Problem details | Look at the entries below and reproduce them exactly.

+++ Task data +++

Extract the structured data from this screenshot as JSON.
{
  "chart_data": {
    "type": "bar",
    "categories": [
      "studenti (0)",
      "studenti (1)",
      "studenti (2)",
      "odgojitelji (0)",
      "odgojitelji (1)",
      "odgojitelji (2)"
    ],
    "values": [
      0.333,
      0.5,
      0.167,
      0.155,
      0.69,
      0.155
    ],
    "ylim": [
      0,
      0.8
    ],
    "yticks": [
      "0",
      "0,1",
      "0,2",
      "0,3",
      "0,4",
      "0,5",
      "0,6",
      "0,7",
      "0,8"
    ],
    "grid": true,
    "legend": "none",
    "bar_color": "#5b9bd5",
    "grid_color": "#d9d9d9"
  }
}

+++

Final result |
Extract the structured data from this screenshot as JSON.
{
  "chart_data": {
    "type": "bar",
    "categories": [
      "studenti (0)",
      "studenti (1)",
      "studenti (2)",
      "odgojitelji (0)",
      "odgojitelji (1)",
      "odgojitelji (2)"
    ],
    "values": [
      0.333,
      0.5,
      0.167,
      0.155,
      0.69,
      0.155
    ],
    "ylim": [
      0,
      0.8
    ],
    "yticks": [
      "0",
      "0,1",
      "0,2",
      "0,3",
      "0,4",
      "0,5",
      "0,6",
      "0,7",
      "0,8"
    ],
    "grid": true,
    "legend": "none",
    "bar_color": "#5b9bd5",
    "grid_color": "#d9d9d9"
  }
}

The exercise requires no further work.